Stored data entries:
============

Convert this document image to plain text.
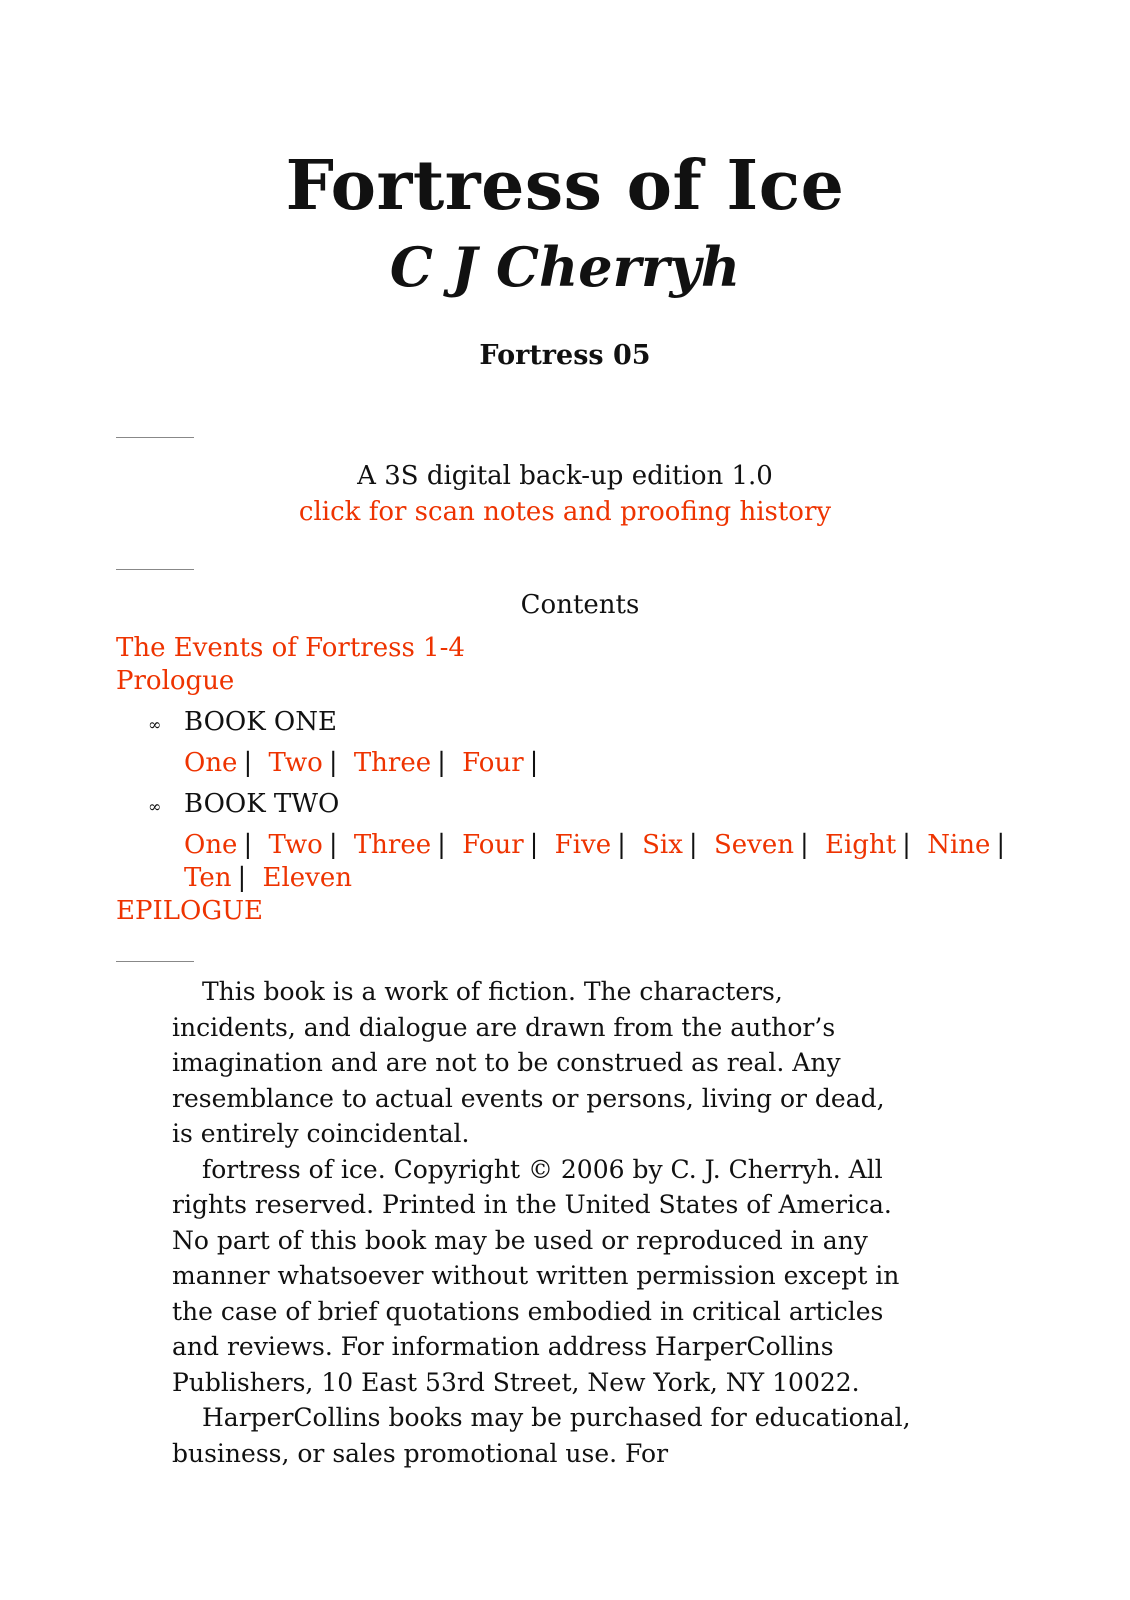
Fortress of Ice
C J Cherryh
Fortress 05
A 3S digital back-up edition 1.0
click for scan notes and proofing history
Contents
The Events of Fortress 1-4
Prologue
∞ BOOK ONE
One | Two | Three | Four |
∞ BOOK TWO
One | Two | Three | Four | Five | Six | Seven | Eight | Nine | Ten | Eleven
EPILOGUE

This book is a work of fiction. The characters, incidents, and dialogue are drawn from the author’s imagination and are not to be construed as real. Any resemblance to actual events or persons, living or dead, is entirely coincidental.

fortress of ice. Copyright © 2006 by C. J. Cherryh. All rights reserved. Printed in the United States of America. No part of this book may be used or reproduced in any manner whatsoever without written permission except in the case of brief quotations embodied in critical articles and reviews. For information address HarperCollins Publishers, 10 East 53rd Street, New York, NY 10022.

HarperCollins books may be purchased for educational, business, or sales promotional use. For
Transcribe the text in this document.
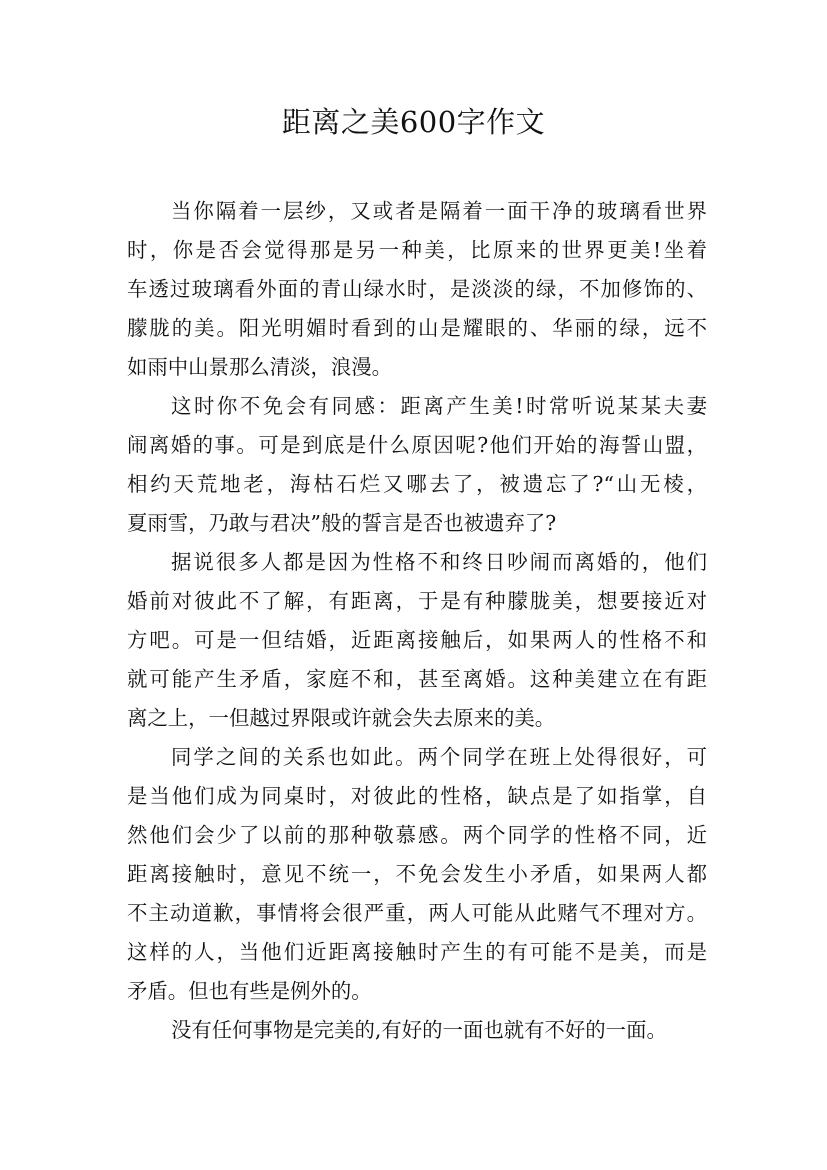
距离之美600字作文
当你隔着一层纱，又或者是隔着一面干净的玻璃看世界
时，你是否会觉得那是另一种美，比原来的世界更美!坐着
车透过玻璃看外面的青山绿水时，是淡淡的绿，不加修饰的、
朦胧的美。阳光明媚时看到的山是耀眼的、华丽的绿，远不
如雨中山景那么清淡，浪漫。
这时你不免会有同感：距离产生美!时常听说某某夫妻
闹离婚的事。可是到底是什么原因呢?他们开始的海誓山盟，
相约天荒地老，海枯石烂又哪去了，被遗忘了?“山无棱，
夏雨雪，乃敢与君决”般的誓言是否也被遗弃了?
据说很多人都是因为性格不和终日吵闹而离婚的，他们
婚前对彼此不了解，有距离，于是有种朦胧美，想要接近对
方吧。可是一但结婚，近距离接触后，如果两人的性格不和
就可能产生矛盾，家庭不和，甚至离婚。这种美建立在有距
离之上，一但越过界限或许就会失去原来的美。
同学之间的关系也如此。两个同学在班上处得很好，可
是当他们成为同桌时，对彼此的性格，缺点是了如指掌，自
然他们会少了以前的那种敬慕感。两个同学的性格不同，近
距离接触时，意见不统一，不免会发生小矛盾，如果两人都
不主动道歉，事情将会很严重，两人可能从此赌气不理对方。
这样的人，当他们近距离接触时产生的有可能不是美，而是
矛盾。但也有些是例外的。
没有任何事物是完美的,有好的一面也就有不好的一面。
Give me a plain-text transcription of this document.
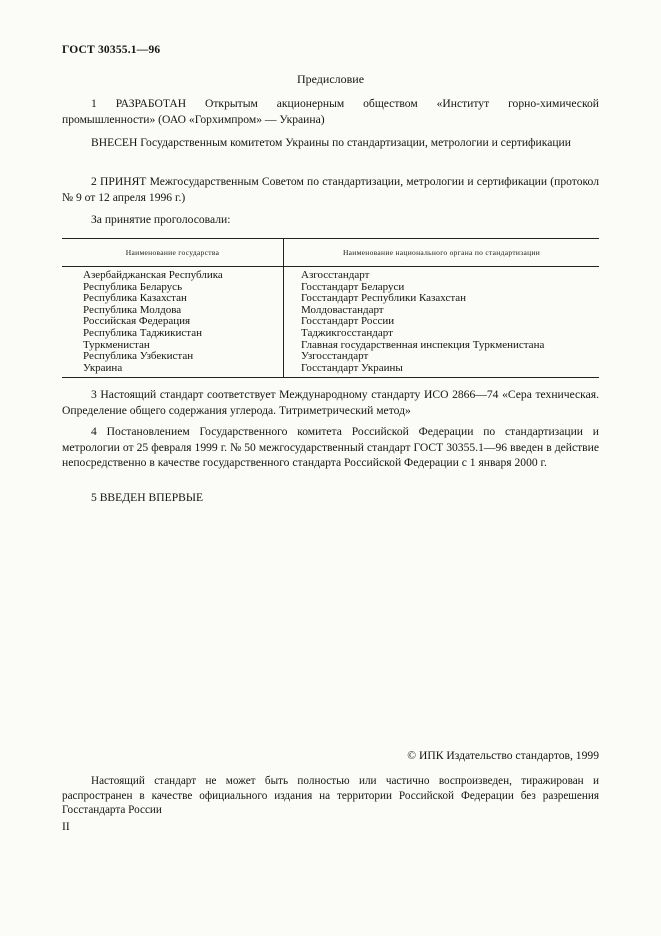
ГОСТ 30355.1—96
Предисловие

1 РАЗРАБОТАН Открытым акционерным обществом «Институт горно-химической промышленности» (ОАО «Горхимпром» — Украина)

ВНЕСЕН Государственным комитетом Украины по стандартизации, метрологии и сертификации

2 ПРИНЯТ Межгосударственным Советом по стандартизации, метрологии и сертификации (протокол № 9 от 12 апреля 1996 г.)

За принятие проголосовали:
Наименование государства	Наименование национального органа по стандартизации
Азербайджанская Республика	Азгосстандарт
Республика Беларусь	Госстандарт Беларуси
Республика Казахстан	Госстандарт Республики Казахстан
Республика Молдова	Молдовастандарт
Российская Федерация	Госстандарт России
Республика Таджикистан	Таджикгосстандарт
Туркменистан	Главная государственная инспекция Туркменистана
Республика Узбекистан	Узгосстандарт
Украина	Госстандарт Украины

3 Настоящий стандарт соответствует Международному стандарту ИСО 2866—74 «Сера техническая. Определение общего содержания углерода. Титриметрический метод»

4 Постановлением Государственного комитета Российской Федерации по стандартизации и метрологии от 25 февраля 1999 г. № 50 межгосударственный стандарт ГОСТ 30355.1—96 введен в действие непосредственно в качестве государственного стандарта Российской Федерации с 1 января 2000 г.

5 ВВЕДЕН ВПЕРВЫЕ

© ИПК Издательство стандартов, 1999

Настоящий стандарт не может быть полностью или частично воспроизведен, тиражирован и распространен в качестве официального издания на территории Российской Федерации без разрешения Госстандарта России

II
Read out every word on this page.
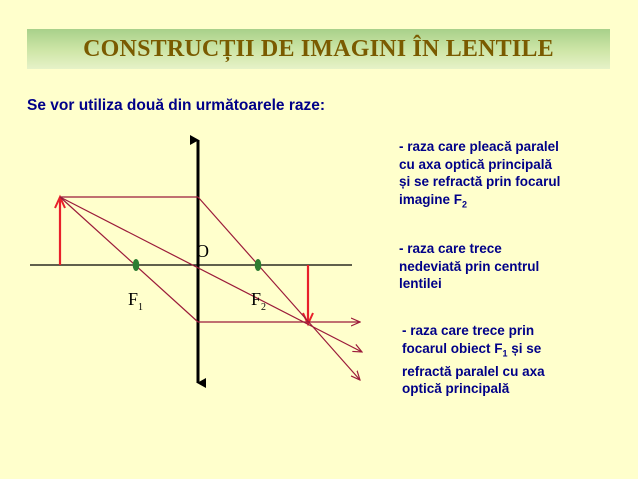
CONSTRUCȚII DE IMAGINI ÎN LENTILE
Se vor utiliza două din următoarele raze:
O
$F_1$	$F_2$
- raza care pleacă paralel
cu axa optică principală
și se refractă prin focarul
imagine $F_2$
- raza care trece
nedeviată prin centrul
lentilei
- raza care trece prin
focarul obiect $F_1$ și se
refractă paralel cu axa
optică principală
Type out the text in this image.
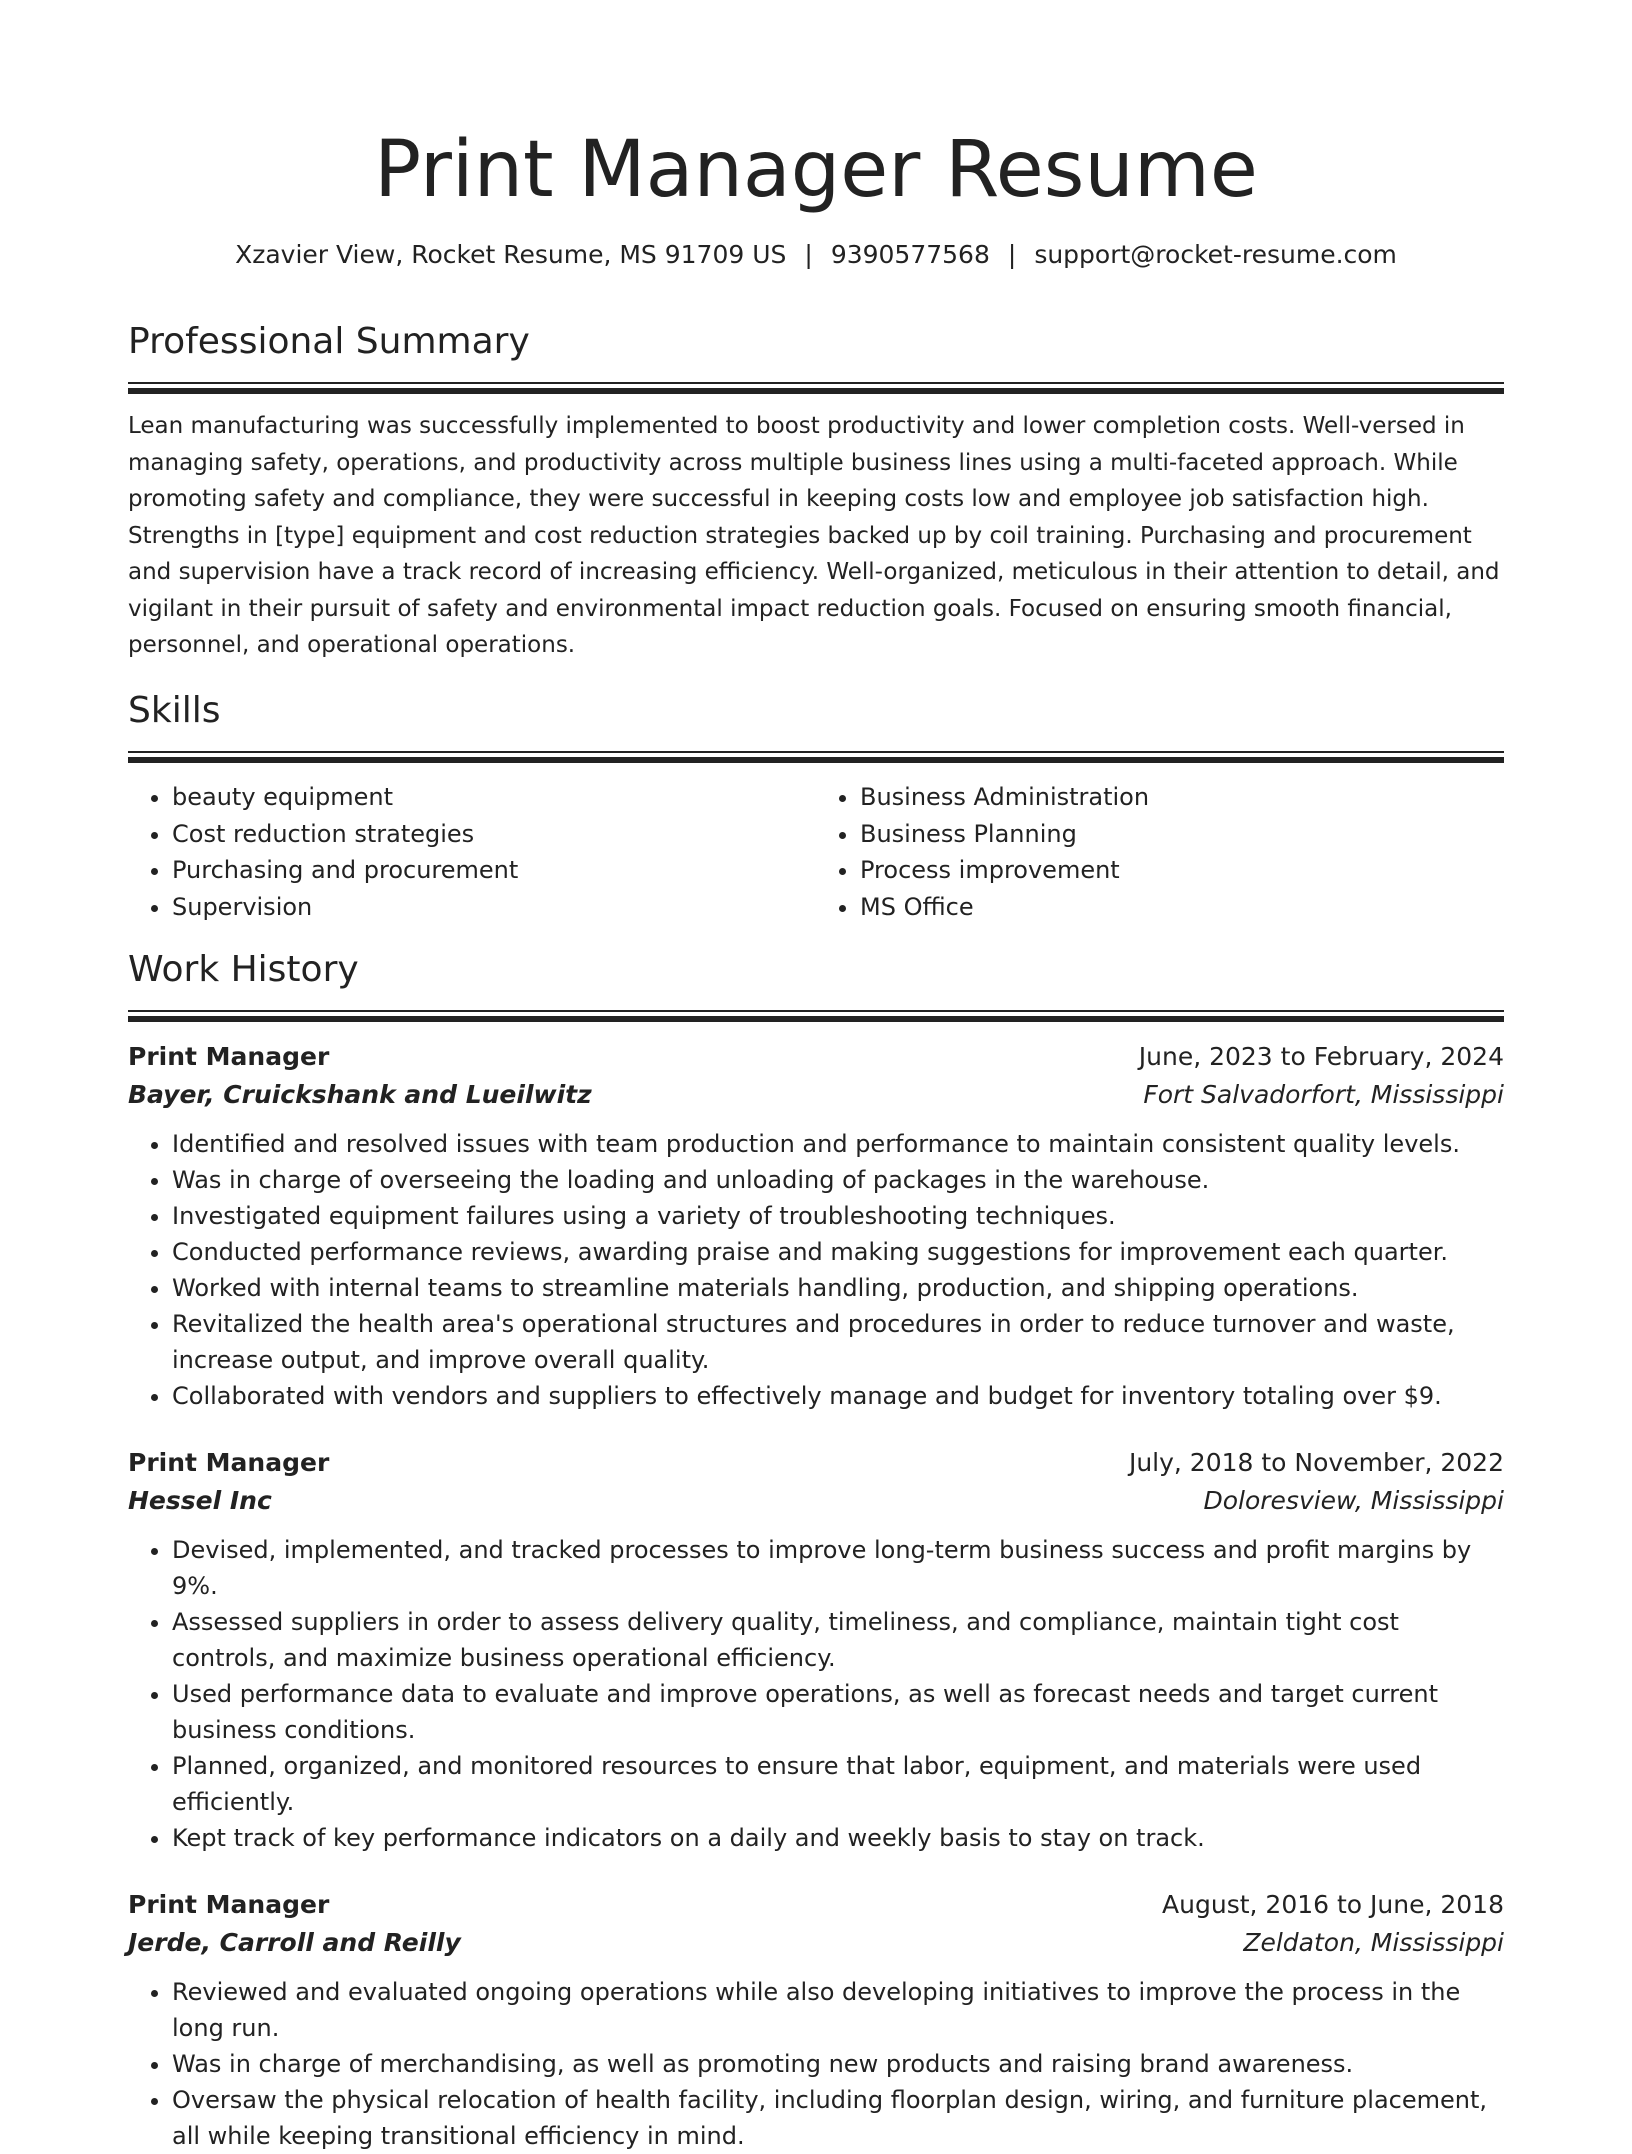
Print Manager Resume
Xzavier View, Rocket Resume, MS 91709 US | 9390577568 | support@rocket-resume.com
Professional Summary
Lean manufacturing was successfully implemented to boost productivity and lower completion costs. Well-versed in managing safety, operations, and productivity across multiple business lines using a multi-faceted approach. While promoting safety and compliance, they were successful in keeping costs low and employee job satisfaction high. Strengths in [type] equipment and cost reduction strategies backed up by coil training. Purchasing and procurement and supervision have a track record of increasing efficiency. Well-organized, meticulous in their attention to detail, and vigilant in their pursuit of safety and environmental impact reduction goals. Focused on ensuring smooth financial, personnel, and operational operations.
Skills
• beauty equipment
• Cost reduction strategies
• Purchasing and procurement
• Supervision
• Business Administration
• Business Planning
• Process improvement
• MS Office
Work History
Print Manager	June, 2023 to February, 2024
Bayer, Cruickshank and Lueilwitz	Fort Salvadorfort, Mississippi
• Identified and resolved issues with team production and performance to maintain consistent quality levels.
• Was in charge of overseeing the loading and unloading of packages in the warehouse.
• Investigated equipment failures using a variety of troubleshooting techniques.
• Conducted performance reviews, awarding praise and making suggestions for improvement each quarter.
• Worked with internal teams to streamline materials handling, production, and shipping operations.
• Revitalized the health area's operational structures and procedures in order to reduce turnover and waste, increase output, and improve overall quality.
• Collaborated with vendors and suppliers to effectively manage and budget for inventory totaling over $9.
Print Manager	July, 2018 to November, 2022
Hessel Inc	Doloresview, Mississippi
• Devised, implemented, and tracked processes to improve long-term business success and profit margins by 9%.
• Assessed suppliers in order to assess delivery quality, timeliness, and compliance, maintain tight cost controls, and maximize business operational efficiency.
• Used performance data to evaluate and improve operations, as well as forecast needs and target current business conditions.
• Planned, organized, and monitored resources to ensure that labor, equipment, and materials were used efficiently.
• Kept track of key performance indicators on a daily and weekly basis to stay on track.
Print Manager	August, 2016 to June, 2018
Jerde, Carroll and Reilly	Zeldaton, Mississippi
• Reviewed and evaluated ongoing operations while also developing initiatives to improve the process in the long run.
• Was in charge of merchandising, as well as promoting new products and raising brand awareness.
• Oversaw the physical relocation of health facility, including floorplan design, wiring, and furniture placement, all while keeping transitional efficiency in mind.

============

Exercise description>
How many of the lines above include the word "operations"? Respond with the number alone.

Answer to the task>
4